*Exercise aim*
From the listing below, pull each line that includes "respiration".

(Dataset entries)
= = = = = = =

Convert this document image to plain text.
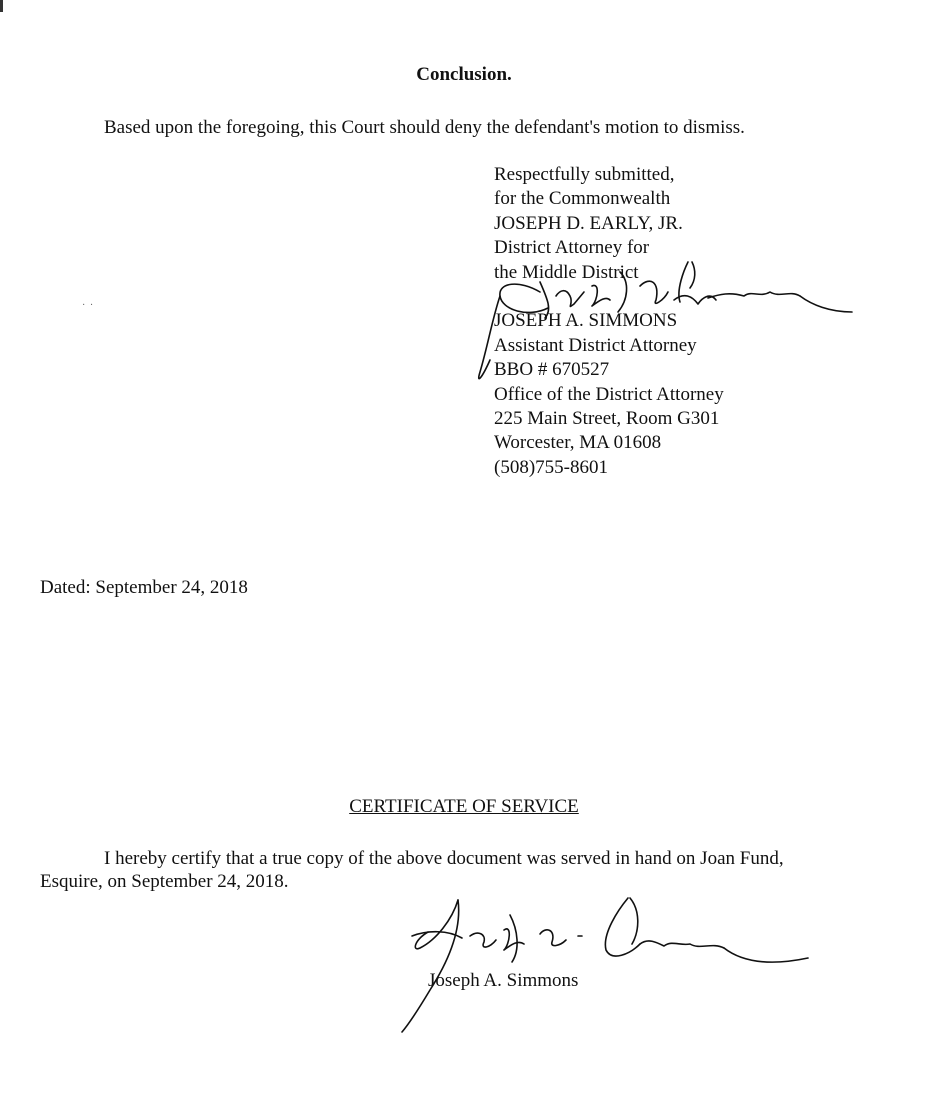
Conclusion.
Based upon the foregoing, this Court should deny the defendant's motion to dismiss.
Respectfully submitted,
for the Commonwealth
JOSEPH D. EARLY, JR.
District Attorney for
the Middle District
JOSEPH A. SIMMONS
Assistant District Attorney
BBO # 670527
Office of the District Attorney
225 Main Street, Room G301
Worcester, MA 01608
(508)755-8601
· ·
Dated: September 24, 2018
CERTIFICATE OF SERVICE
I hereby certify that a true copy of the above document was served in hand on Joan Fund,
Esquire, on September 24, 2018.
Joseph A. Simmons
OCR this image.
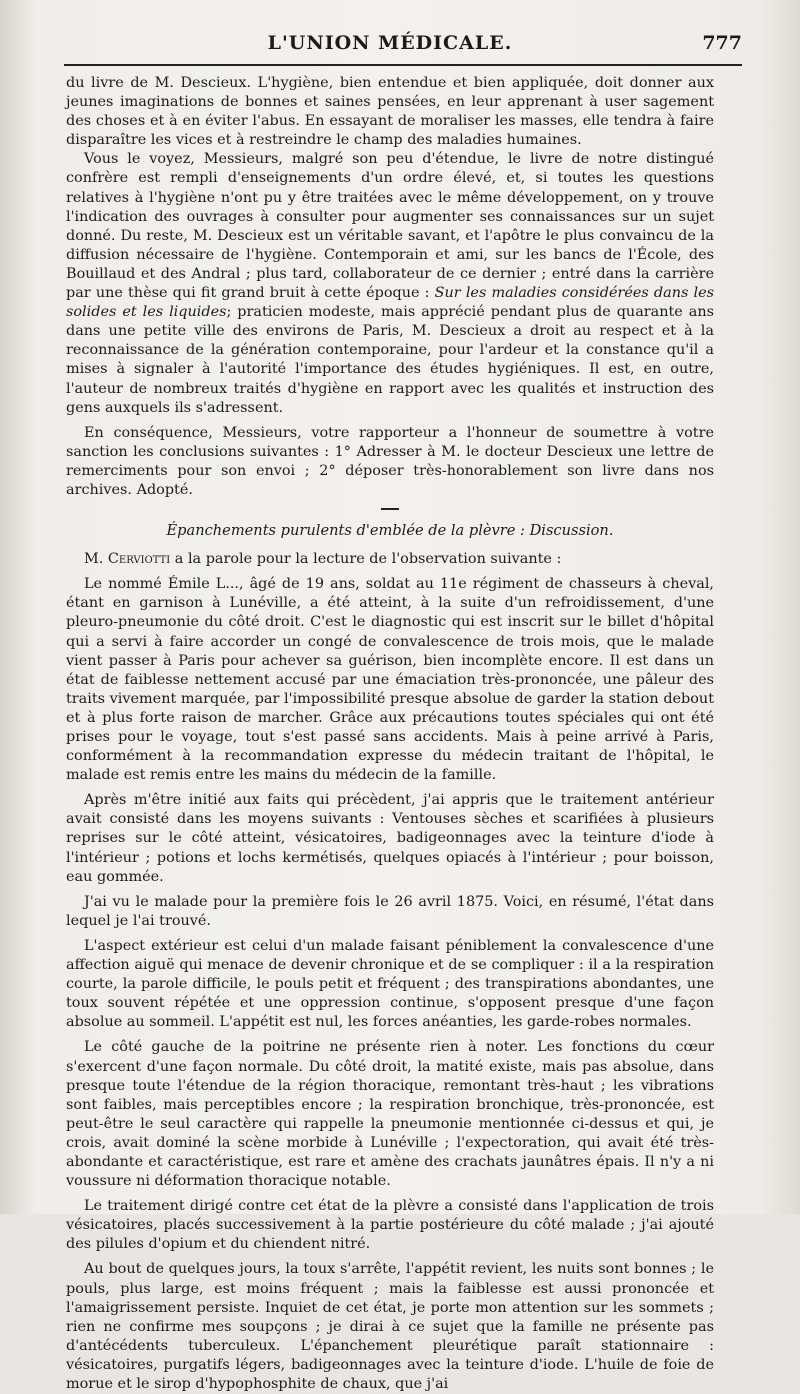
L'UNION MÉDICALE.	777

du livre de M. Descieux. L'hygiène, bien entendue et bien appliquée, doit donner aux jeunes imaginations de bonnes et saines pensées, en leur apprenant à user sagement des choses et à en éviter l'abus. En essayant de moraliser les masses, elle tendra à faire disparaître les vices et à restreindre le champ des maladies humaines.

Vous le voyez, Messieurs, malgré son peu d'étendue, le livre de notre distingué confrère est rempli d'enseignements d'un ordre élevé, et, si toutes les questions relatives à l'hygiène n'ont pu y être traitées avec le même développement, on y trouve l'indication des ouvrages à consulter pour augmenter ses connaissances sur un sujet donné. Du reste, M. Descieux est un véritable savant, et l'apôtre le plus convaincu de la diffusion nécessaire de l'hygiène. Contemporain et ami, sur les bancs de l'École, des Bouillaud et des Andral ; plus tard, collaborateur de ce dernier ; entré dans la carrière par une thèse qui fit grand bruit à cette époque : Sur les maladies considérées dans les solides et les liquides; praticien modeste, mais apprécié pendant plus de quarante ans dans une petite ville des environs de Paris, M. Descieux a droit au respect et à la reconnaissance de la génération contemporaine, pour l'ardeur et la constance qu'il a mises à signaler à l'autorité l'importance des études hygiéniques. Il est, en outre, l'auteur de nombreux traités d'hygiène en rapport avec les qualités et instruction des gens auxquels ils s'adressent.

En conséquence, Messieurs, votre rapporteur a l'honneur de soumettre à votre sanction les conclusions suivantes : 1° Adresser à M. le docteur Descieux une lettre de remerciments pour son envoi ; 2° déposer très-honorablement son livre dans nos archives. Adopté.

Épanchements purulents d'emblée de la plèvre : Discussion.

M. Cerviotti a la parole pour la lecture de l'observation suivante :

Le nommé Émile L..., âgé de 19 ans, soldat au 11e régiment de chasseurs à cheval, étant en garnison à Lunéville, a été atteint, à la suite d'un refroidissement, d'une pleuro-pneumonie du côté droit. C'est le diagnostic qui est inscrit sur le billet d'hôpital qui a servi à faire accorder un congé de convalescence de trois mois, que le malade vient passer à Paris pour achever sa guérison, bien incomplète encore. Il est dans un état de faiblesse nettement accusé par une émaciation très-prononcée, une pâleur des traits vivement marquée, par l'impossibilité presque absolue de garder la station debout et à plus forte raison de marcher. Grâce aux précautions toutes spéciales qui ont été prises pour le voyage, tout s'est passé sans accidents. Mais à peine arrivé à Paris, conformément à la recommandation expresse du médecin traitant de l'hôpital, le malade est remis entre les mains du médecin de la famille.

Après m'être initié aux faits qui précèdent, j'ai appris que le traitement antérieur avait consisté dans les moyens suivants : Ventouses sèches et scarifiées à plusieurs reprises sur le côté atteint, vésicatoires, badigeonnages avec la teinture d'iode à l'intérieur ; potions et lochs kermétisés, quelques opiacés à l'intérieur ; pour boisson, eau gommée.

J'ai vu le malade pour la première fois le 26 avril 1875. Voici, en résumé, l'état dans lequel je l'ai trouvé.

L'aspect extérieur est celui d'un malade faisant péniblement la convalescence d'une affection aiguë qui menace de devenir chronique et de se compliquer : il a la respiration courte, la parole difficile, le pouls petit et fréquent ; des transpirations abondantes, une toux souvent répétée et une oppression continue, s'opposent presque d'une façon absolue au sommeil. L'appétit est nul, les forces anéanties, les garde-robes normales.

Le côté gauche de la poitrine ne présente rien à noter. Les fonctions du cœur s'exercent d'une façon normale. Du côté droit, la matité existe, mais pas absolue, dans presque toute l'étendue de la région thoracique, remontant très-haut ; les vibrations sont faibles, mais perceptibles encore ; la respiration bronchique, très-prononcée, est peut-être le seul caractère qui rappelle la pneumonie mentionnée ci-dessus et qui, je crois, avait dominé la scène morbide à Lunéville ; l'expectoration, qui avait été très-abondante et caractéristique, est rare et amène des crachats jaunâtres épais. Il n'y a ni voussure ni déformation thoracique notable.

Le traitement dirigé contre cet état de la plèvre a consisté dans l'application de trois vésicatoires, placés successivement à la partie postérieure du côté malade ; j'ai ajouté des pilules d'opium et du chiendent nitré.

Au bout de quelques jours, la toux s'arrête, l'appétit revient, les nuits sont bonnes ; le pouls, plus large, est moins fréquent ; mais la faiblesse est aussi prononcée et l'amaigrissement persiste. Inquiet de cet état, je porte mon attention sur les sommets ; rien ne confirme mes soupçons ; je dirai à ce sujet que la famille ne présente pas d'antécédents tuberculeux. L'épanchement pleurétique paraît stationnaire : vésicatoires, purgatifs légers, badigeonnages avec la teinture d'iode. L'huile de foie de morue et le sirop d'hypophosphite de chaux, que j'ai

= = = = = = =

*Written solution*
L'aspect extérieur est celui d'un malade faisant péniblement la convalescence d'une affection aiguë qui menace de devenir chronique et de se compliquer : il a la respiration courte, la parole difficile, le pouls petit et fréquent ; des transpirations abondantes, une toux souvent répétée et une oppression continue, s'opposent presque d'une façon absolue au sommeil. L'appétit est nul, les forces anéanties, les garde-robes normales.
Le côté gauche de la poitrine ne présente rien à noter. Les fonctions du cœur s'exercent d'une façon normale. Du côté droit, la matité existe, mais pas absolue, dans presque toute l'étendue de la région thoracique, remontant très-haut ; les vibrations sont faibles, mais perceptibles encore ; la respiration bronchique, très-prononcée, est peut-être le seul caractère qui rappelle la pneumonie mentionnée ci-dessus et qui, je crois, avait dominé la scène morbide à Lunéville ; l'expectoration, qui avait été très-abondante et caractéristique, est rare et amène des crachats jaunâtres épais. Il n'y a ni voussure ni déformation thoracique notable.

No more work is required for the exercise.